## Begin

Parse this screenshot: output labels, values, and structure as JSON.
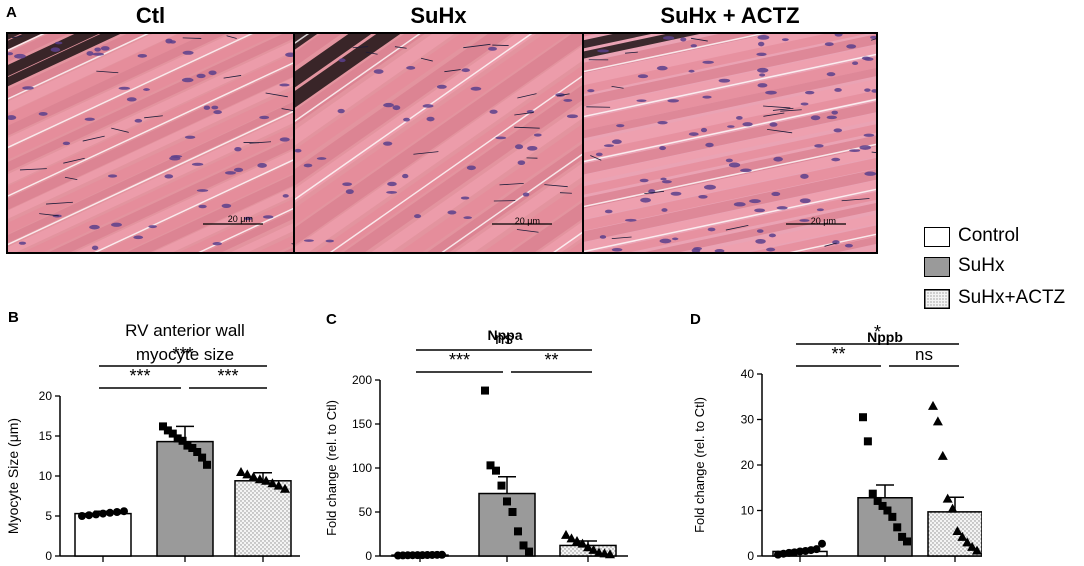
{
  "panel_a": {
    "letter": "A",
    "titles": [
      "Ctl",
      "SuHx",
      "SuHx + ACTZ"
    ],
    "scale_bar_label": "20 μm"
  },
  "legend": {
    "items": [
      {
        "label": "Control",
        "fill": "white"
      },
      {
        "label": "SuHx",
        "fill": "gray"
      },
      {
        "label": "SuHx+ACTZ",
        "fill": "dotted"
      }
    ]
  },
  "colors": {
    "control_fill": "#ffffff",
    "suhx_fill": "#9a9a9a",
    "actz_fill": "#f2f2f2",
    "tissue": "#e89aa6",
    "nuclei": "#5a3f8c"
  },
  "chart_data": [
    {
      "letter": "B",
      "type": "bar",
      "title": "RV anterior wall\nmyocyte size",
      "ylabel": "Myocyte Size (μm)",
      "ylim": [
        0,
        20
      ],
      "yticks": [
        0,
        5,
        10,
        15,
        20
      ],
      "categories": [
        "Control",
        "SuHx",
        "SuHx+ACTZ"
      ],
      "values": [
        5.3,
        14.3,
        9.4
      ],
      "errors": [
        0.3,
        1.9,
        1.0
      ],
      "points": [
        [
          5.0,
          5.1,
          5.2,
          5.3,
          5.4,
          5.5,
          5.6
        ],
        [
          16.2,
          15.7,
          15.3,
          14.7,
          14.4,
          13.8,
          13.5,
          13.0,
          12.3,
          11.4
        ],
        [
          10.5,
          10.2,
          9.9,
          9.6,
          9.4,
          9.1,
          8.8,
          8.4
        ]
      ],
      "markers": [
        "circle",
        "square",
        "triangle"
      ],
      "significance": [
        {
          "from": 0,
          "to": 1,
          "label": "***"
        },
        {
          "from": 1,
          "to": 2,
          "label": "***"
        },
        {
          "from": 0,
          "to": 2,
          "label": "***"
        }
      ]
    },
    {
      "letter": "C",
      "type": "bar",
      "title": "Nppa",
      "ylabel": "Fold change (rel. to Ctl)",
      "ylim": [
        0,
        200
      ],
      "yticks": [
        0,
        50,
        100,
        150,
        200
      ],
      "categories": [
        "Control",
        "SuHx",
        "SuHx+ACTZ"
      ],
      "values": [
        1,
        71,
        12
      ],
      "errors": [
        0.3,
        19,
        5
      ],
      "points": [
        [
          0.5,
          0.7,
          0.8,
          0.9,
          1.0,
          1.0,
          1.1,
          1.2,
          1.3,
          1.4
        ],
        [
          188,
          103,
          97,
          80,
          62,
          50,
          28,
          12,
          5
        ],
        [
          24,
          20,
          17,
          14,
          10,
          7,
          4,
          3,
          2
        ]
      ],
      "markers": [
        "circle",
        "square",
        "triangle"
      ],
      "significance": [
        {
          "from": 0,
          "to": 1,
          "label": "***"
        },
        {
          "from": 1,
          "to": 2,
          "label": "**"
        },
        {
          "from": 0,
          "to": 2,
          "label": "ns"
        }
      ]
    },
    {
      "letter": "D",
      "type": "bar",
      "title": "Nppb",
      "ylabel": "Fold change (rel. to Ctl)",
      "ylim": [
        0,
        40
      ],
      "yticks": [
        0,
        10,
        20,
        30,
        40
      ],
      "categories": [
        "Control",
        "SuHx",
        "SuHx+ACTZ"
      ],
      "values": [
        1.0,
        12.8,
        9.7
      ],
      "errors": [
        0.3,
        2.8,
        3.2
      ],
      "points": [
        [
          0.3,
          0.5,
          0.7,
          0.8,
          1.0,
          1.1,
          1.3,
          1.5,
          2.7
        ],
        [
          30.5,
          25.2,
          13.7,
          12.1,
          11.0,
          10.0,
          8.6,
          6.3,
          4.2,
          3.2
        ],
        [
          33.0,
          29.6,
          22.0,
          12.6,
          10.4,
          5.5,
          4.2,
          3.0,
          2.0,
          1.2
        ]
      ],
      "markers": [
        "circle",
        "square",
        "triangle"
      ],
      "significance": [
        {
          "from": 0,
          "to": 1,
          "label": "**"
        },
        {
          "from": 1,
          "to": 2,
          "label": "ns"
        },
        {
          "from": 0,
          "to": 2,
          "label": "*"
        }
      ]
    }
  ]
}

## End

▶ [Short task]: Output the data above without changes, apart from leaving out the pictures.

▶ [Result of the exercise]:
Parse this screenshot: output labels, values, and structure as JSON.
{
  "panel_a": {
    "letter": "A",
    "titles": [
      "Ctl",
      "SuHx",
      "SuHx + ACTZ"
    ],
    "scale_bar_label": "20 μm"
  },
  "legend": {
    "items": [
      {
        "label": "Control",
        "fill": "white"
      },
      {
        "label": "SuHx",
        "fill": "gray"
      },
      {
        "label": "SuHx+ACTZ",
        "fill": "dotted"
      }
    ]
  },
  "colors": {
    "control_fill": "#ffffff",
    "suhx_fill": "#9a9a9a",
    "actz_fill": "#f2f2f2",
    "tissue": "#e89aa6",
    "nuclei": "#5a3f8c"
  },
  "chart_data": [
    {
      "letter": "B",
      "type": "bar",
      "title": "RV anterior wall\nmyocyte size",
      "ylabel": "Myocyte Size (μm)",
      "ylim": [
        0,
        20
      ],
      "yticks": [
        0,
        5,
        10,
        15,
        20
      ],
      "categories": [
        "Control",
        "SuHx",
        "SuHx+ACTZ"
      ],
      "values": [
        5.3,
        14.3,
        9.4
      ],
      "errors": [
        0.3,
        1.9,
        1.0
      ],
      "points": [
        [
          5.0,
          5.1,
          5.2,
          5.3,
          5.4,
          5.5,
          5.6
        ],
        [
          16.2,
          15.7,
          15.3,
          14.7,
          14.4,
          13.8,
          13.5,
          13.0,
          12.3,
          11.4
        ],
        [
          10.5,
          10.2,
          9.9,
          9.6,
          9.4,
          9.1,
          8.8,
          8.4
        ]
      ],
      "markers": [
        "circle",
        "square",
        "triangle"
      ],
      "significance": [
        {
          "from": 0,
          "to": 1,
          "label": "***"
        },
        {
          "from": 1,
          "to": 2,
          "label": "***"
        },
        {
          "from": 0,
          "to": 2,
          "label": "***"
        }
      ]
    },
    {
      "letter": "C",
      "type": "bar",
      "title": "Nppa",
      "ylabel": "Fold change (rel. to Ctl)",
      "ylim": [
        0,
        200
      ],
      "yticks": [
        0,
        50,
        100,
        150,
        200
      ],
      "categories": [
        "Control",
        "SuHx",
        "SuHx+ACTZ"
      ],
      "values": [
        1,
        71,
        12
      ],
      "errors": [
        0.3,
        19,
        5
      ],
      "points": [
        [
          0.5,
          0.7,
          0.8,
          0.9,
          1.0,
          1.0,
          1.1,
          1.2,
          1.3,
          1.4
        ],
        [
          188,
          103,
          97,
          80,
          62,
          50,
          28,
          12,
          5
        ],
        [
          24,
          20,
          17,
          14,
          10,
          7,
          4,
          3,
          2
        ]
      ],
      "markers": [
        "circle",
        "square",
        "triangle"
      ],
      "significance": [
        {
          "from": 0,
          "to": 1,
          "label": "***"
        },
        {
          "from": 1,
          "to": 2,
          "label": "**"
        },
        {
          "from": 0,
          "to": 2,
          "label": "ns"
        }
      ]
    },
    {
      "letter": "D",
      "type": "bar",
      "title": "Nppb",
      "ylabel": "Fold change (rel. to Ctl)",
      "ylim": [
        0,
        40
      ],
      "yticks": [
        0,
        10,
        20,
        30,
        40
      ],
      "categories": [
        "Control",
        "SuHx",
        "SuHx+ACTZ"
      ],
      "values": [
        1.0,
        12.8,
        9.7
      ],
      "errors": [
        0.3,
        2.8,
        3.2
      ],
      "points": [
        [
          0.3,
          0.5,
          0.7,
          0.8,
          1.0,
          1.1,
          1.3,
          1.5,
          2.7
        ],
        [
          30.5,
          25.2,
          13.7,
          12.1,
          11.0,
          10.0,
          8.6,
          6.3,
          4.2,
          3.2
        ],
        [
          33.0,
          29.6,
          22.0,
          12.6,
          10.4,
          5.5,
          4.2,
          3.0,
          2.0,
          1.2
        ]
      ],
      "markers": [
        "circle",
        "square",
        "triangle"
      ],
      "significance": [
        {
          "from": 0,
          "to": 1,
          "label": "**"
        },
        {
          "from": 1,
          "to": 2,
          "label": "ns"
        },
        {
          "from": 0,
          "to": 2,
          "label": "*"
        }
      ]
    }
  ]
}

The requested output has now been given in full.